Search the listing below for the string "chevron" and copy every line where it occurs.
--- START Supplied data ---
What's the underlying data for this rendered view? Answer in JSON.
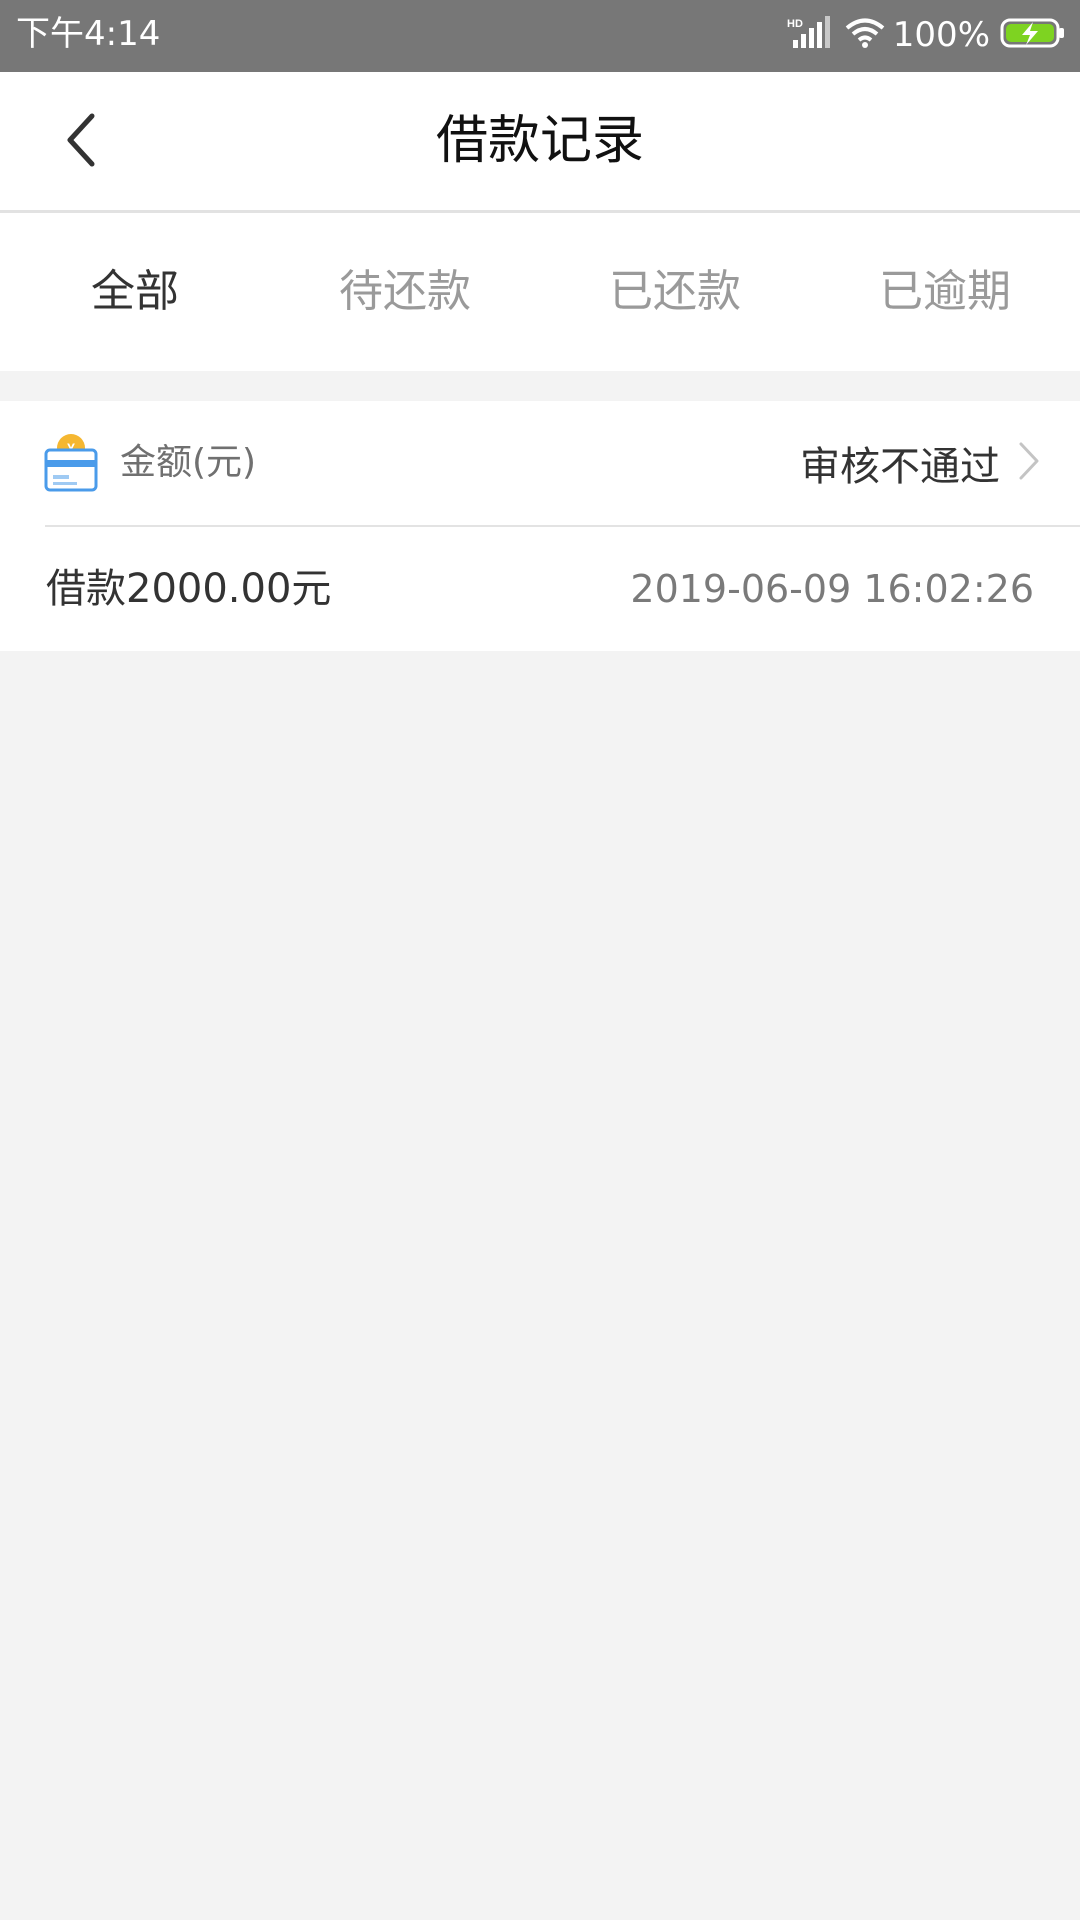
{
  "status_bar": {
    "time": "下午4:14",
    "network": "HD",
    "battery": "100%"
  },
  "nav": {
    "title": "借款记录",
    "back_icon": "chevron-left-icon"
  },
  "tabs": [
    {
      "label": "全部",
      "active": true
    },
    {
      "label": "待还款",
      "active": false
    },
    {
      "label": "已还款",
      "active": false
    },
    {
      "label": "已逾期",
      "active": false
    }
  ],
  "records": [
    {
      "amount_label": "金额(元)",
      "status": "审核不通过",
      "loan": "借款2000.00元",
      "time": "2019-06-09 16:02:26",
      "icon": "card-yuan-icon"
    }
  ],
  "colors": {
    "status_bar": "#777777",
    "background": "#f3f3f3",
    "battery_fill": "#7ed321",
    "icon_blue": "#4a9bea",
    "icon_coin": "#f5b731"
  }
}
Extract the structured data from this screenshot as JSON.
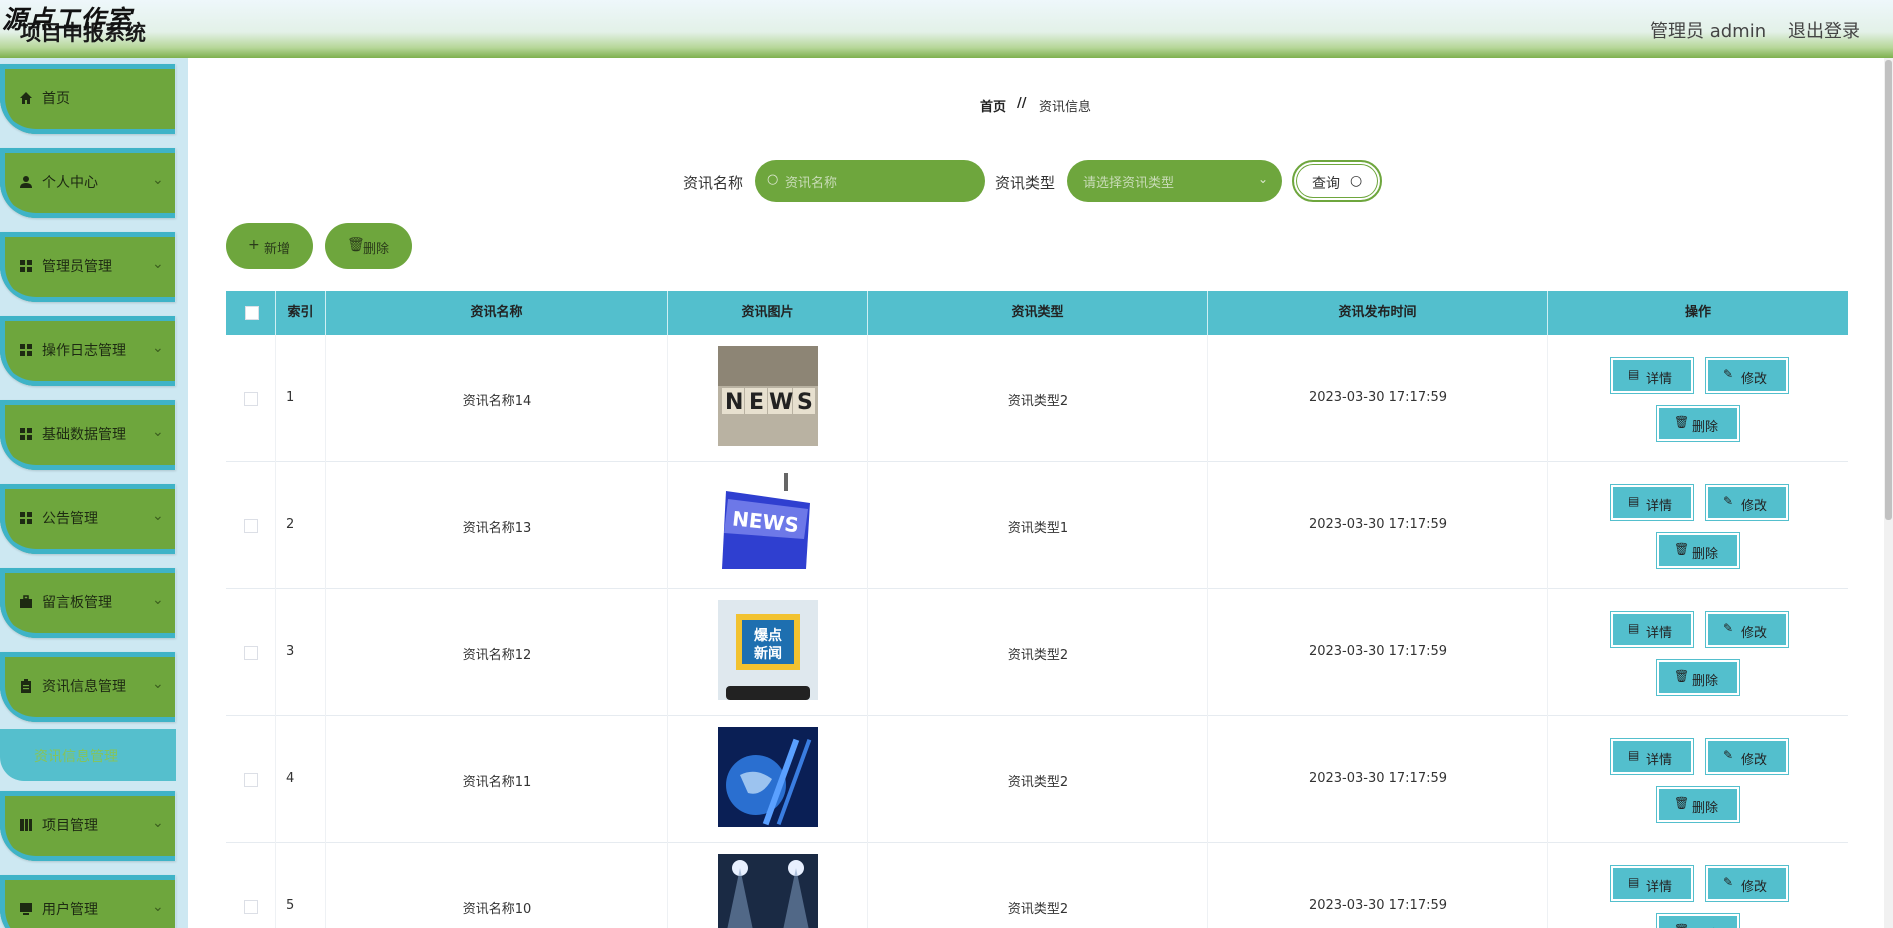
{
  "header": {
    "watermark": "源点工作室",
    "app_title": "项目申报系统",
    "admin_label": "管理员 admin",
    "logout_label": "退出登录"
  },
  "sidebar": {
    "items": [
      {
        "label": "首页",
        "icon": "home-icon",
        "has_arrow": false
      },
      {
        "label": "个人中心",
        "icon": "user-icon",
        "has_arrow": true
      },
      {
        "label": "管理员管理",
        "icon": "grid-icon",
        "has_arrow": true
      },
      {
        "label": "操作日志管理",
        "icon": "grid-icon",
        "has_arrow": true
      },
      {
        "label": "基础数据管理",
        "icon": "grid-icon",
        "has_arrow": true
      },
      {
        "label": "公告管理",
        "icon": "grid-icon",
        "has_arrow": true
      },
      {
        "label": "留言板管理",
        "icon": "briefcase-icon",
        "has_arrow": true
      },
      {
        "label": "资讯信息管理",
        "icon": "clipboard-icon",
        "has_arrow": true
      },
      {
        "label": "项目管理",
        "icon": "book-icon",
        "has_arrow": true
      },
      {
        "label": "用户管理",
        "icon": "monitor-icon",
        "has_arrow": true
      }
    ],
    "active_sub": "资讯信息管理"
  },
  "breadcrumb": {
    "home": "首页",
    "separator": "//",
    "current": "资讯信息"
  },
  "search": {
    "name_label": "资讯名称",
    "name_placeholder": "资讯名称",
    "type_label": "资讯类型",
    "type_placeholder": "请选择资讯类型",
    "query_label": "查询"
  },
  "actions": {
    "add_label": "新增",
    "delete_label": "删除"
  },
  "table": {
    "columns": [
      "索引",
      "资讯名称",
      "资讯图片",
      "资讯类型",
      "资讯发布时间",
      "操作"
    ],
    "op_labels": {
      "detail": "详情",
      "edit": "修改",
      "delete": "删除"
    },
    "rows": [
      {
        "index": "1",
        "name": "资讯名称14",
        "image": "NEWS",
        "type": "资讯类型2",
        "time": "2023-03-30 17:17:59"
      },
      {
        "index": "2",
        "name": "资讯名称13",
        "image": "NEWS",
        "type": "资讯类型1",
        "time": "2023-03-30 17:17:59"
      },
      {
        "index": "3",
        "name": "资讯名称12",
        "image": "爆点新闻",
        "type": "资讯类型2",
        "time": "2023-03-30 17:17:59"
      },
      {
        "index": "4",
        "name": "资讯名称11",
        "image": "",
        "type": "资讯类型2",
        "time": "2023-03-30 17:17:59"
      },
      {
        "index": "5",
        "name": "资讯名称10",
        "image": "",
        "type": "资讯类型2",
        "time": "2023-03-30 17:17:59"
      }
    ]
  },
  "colors": {
    "primary_green": "#6ea63d",
    "accent_teal": "#53bfcd",
    "sidebar_bg": "#cde8f2"
  }
}
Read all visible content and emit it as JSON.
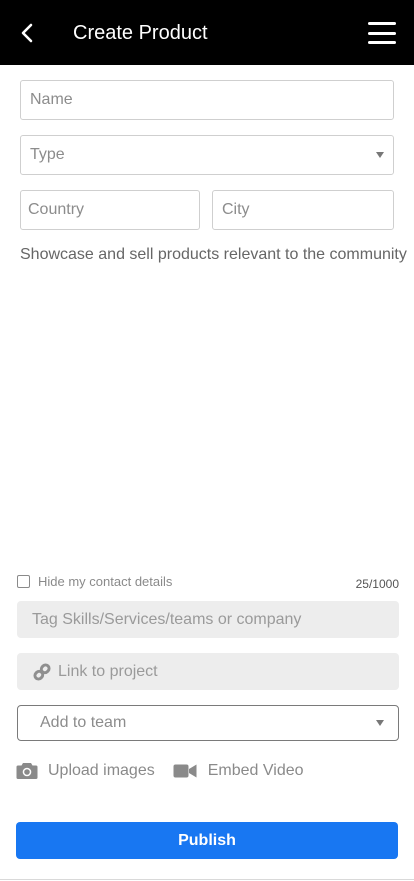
{
  "header": {
    "title": "Create Product"
  },
  "form": {
    "name_placeholder": "Name",
    "type_placeholder": "Type",
    "country_placeholder": "Country",
    "city_placeholder": "City",
    "description": "Showcase and sell products relevant to the community",
    "hide_contact_label": "Hide my contact details",
    "char_counter": "25/1000",
    "tag_placeholder": "Tag Skills/Services/teams or company",
    "link_placeholder": "Link to project",
    "team_placeholder": "Add to team",
    "upload_label": "Upload images",
    "embed_label": "Embed Video",
    "publish_label": "Publish"
  },
  "colors": {
    "header_bg": "#000000",
    "publish_bg": "#1877f2"
  },
  "icons": [
    "back-arrow-icon",
    "hamburger-menu-icon",
    "link-icon",
    "camera-icon",
    "video-camera-icon",
    "chevron-down-icon"
  ]
}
--- END Supplied data ---
> [Solution for this problem]:
    "back_icon": "chevron-left-icon"
    "chevron-down-icon"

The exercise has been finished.